*Task to complete:*
Each record is to be reproduced verbatim.

*Records contained in a dataset:*
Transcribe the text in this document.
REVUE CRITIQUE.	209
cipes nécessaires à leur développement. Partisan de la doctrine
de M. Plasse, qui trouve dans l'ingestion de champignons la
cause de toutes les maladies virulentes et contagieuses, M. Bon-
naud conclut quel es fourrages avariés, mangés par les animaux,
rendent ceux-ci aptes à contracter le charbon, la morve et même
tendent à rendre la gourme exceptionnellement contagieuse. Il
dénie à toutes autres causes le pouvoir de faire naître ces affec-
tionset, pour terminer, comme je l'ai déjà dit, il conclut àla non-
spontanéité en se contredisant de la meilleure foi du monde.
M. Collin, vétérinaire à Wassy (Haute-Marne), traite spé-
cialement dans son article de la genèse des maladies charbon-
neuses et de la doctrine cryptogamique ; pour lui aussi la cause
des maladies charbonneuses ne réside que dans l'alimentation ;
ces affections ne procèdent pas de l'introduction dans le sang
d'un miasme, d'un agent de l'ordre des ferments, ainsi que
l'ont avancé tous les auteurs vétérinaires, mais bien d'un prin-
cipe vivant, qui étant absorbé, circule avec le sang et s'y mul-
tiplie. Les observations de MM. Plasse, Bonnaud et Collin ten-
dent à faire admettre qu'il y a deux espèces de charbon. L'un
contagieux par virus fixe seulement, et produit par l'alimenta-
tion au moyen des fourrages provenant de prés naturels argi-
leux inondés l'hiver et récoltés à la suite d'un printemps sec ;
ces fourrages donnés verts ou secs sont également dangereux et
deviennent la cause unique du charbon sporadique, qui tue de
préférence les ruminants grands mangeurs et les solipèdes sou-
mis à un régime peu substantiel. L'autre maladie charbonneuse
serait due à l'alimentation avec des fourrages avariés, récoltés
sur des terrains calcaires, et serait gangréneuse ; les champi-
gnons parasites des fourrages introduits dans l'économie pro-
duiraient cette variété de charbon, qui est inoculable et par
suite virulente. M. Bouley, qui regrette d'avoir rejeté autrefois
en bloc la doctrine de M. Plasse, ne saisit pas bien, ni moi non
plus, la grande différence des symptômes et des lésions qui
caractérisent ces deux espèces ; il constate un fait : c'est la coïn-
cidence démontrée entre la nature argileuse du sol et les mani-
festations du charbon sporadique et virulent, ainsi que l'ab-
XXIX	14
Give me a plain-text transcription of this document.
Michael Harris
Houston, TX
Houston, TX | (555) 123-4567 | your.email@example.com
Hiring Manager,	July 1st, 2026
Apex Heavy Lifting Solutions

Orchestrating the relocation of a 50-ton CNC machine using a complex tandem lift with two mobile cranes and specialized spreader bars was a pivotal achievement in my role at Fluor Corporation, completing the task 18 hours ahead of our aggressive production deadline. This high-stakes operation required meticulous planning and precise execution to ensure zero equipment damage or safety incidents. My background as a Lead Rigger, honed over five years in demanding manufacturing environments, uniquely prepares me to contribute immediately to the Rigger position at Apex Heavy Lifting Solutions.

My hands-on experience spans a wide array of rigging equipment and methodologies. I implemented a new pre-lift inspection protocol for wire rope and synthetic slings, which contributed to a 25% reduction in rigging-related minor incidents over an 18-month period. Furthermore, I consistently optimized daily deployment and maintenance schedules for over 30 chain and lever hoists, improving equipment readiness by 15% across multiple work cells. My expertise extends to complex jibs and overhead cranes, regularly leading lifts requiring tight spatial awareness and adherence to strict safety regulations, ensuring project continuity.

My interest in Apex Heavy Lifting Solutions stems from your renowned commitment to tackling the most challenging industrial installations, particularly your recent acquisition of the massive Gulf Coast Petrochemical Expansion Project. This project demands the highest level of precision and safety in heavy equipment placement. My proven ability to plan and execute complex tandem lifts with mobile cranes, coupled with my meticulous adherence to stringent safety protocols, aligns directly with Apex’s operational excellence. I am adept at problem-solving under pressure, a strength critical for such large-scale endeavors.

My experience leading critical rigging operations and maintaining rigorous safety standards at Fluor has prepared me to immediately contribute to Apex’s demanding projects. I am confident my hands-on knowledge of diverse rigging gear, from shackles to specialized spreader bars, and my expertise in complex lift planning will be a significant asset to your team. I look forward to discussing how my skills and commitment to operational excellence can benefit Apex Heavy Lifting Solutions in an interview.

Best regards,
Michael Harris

*Exercise solution:*
Transcribe the text in this document.
REVUE CRITIQUE.	209
cipes nécessaires à leur développement. Partisan de la doctrine
de M. Plasse, qui trouve dans l'ingestion de champignons la
cause de toutes les maladies virulentes et contagieuses, M. Bon-
naud conclut quel es fourrages avariés, mangés par les animaux,
rendent ceux-ci aptes à contracter le charbon, la morve et même
tendent à rendre la gourme exceptionnellement contagieuse. Il
dénie à toutes autres causes le pouvoir de faire naître ces affec-
tionset, pour terminer, comme je l'ai déjà dit, il conclut àla non-
spontanéité en se contredisant de la meilleure foi du monde.
M. Collin, vétérinaire à Wassy (Haute-Marne), traite spé-
cialement dans son article de la genèse des maladies charbon-
neuses et de la doctrine cryptogamique ; pour lui aussi la cause
des maladies charbonneuses ne réside que dans l'alimentation ;
ces affections ne procèdent pas de l'introduction dans le sang
d'un miasme, d'un agent de l'ordre des ferments, ainsi que
l'ont avancé tous les auteurs vétérinaires, mais bien d'un prin-
cipe vivant, qui étant absorbé, circule avec le sang et s'y mul-
tiplie. Les observations de MM. Plasse, Bonnaud et Collin ten-
dent à faire admettre qu'il y a deux espèces de charbon. L'un
contagieux par virus fixe seulement, et produit par l'alimenta-
tion au moyen des fourrages provenant de prés naturels argi-
leux inondés l'hiver et récoltés à la suite d'un printemps sec ;
ces fourrages donnés verts ou secs sont également dangereux et
deviennent la cause unique du charbon sporadique, qui tue de
préférence les ruminants grands mangeurs et les solipèdes sou-
mis à un régime peu substantiel. L'autre maladie charbonneuse
serait due à l'alimentation avec des fourrages avariés, récoltés
sur des terrains calcaires, et serait gangréneuse ; les champi-
gnons parasites des fourrages introduits dans l'économie pro-
duiraient cette variété de charbon, qui est inoculable et par
suite virulente. M. Bouley, qui regrette d'avoir rejeté autrefois
en bloc la doctrine de M. Plasse, ne saisit pas bien, ni moi non
plus, la grande différence des symptômes et des lésions qui
caractérisent ces deux espèces ; il constate un fait : c'est la coïn-
cidence démontrée entre la nature argileuse du sol et les mani-
festations du charbon sporadique et virulent, ainsi que l'ab-
XXIX	14
Give me a plain-text transcription of this document.
Michael Harris
Houston, TX
Houston, TX | (555) 123-4567 | your.email@example.com
Hiring Manager,	July 1st, 2026
Apex Heavy Lifting Solutions

Orchestrating the relocation of a 50-ton CNC machine using a complex tandem lift with two mobile cranes and specialized spreader bars was a pivotal achievement in my role at Fluor Corporation, completing the task 18 hours ahead of our aggressive production deadline. This high-stakes operation required meticulous planning and precise execution to ensure zero equipment damage or safety incidents. My background as a Lead Rigger, honed over five years in demanding manufacturing environments, uniquely prepares me to contribute immediately to the Rigger position at Apex Heavy Lifting Solutions.

My hands-on experience spans a wide array of rigging equipment and methodologies. I implemented a new pre-lift inspection protocol for wire rope and synthetic slings, which contributed to a 25% reduction in rigging-related minor incidents over an 18-month period. Furthermore, I consistently optimized daily deployment and maintenance schedules for over 30 chain and lever hoists, improving equipment readiness by 15% across multiple work cells. My expertise extends to complex jibs and overhead cranes, regularly leading lifts requiring tight spatial awareness and adherence to strict safety regulations, ensuring project continuity.

My interest in Apex Heavy Lifting Solutions stems from your renowned commitment to tackling the most challenging industrial installations, particularly your recent acquisition of the massive Gulf Coast Petrochemical Expansion Project. This project demands the highest level of precision and safety in heavy equipment placement. My proven ability to plan and execute complex tandem lifts with mobile cranes, coupled with my meticulous adherence to stringent safety protocols, aligns directly with Apex’s operational excellence. I am adept at problem-solving under pressure, a strength critical for such large-scale endeavors.

My experience leading critical rigging operations and maintaining rigorous safety standards at Fluor has prepared me to immediately contribute to Apex’s demanding projects. I am confident my hands-on knowledge of diverse rigging gear, from shackles to specialized spreader bars, and my expertise in complex lift planning will be a significant asset to your team. I look forward to discussing how my skills and commitment to operational excellence can benefit Apex Heavy Lifting Solutions in an interview.

Best regards,
Michael Harris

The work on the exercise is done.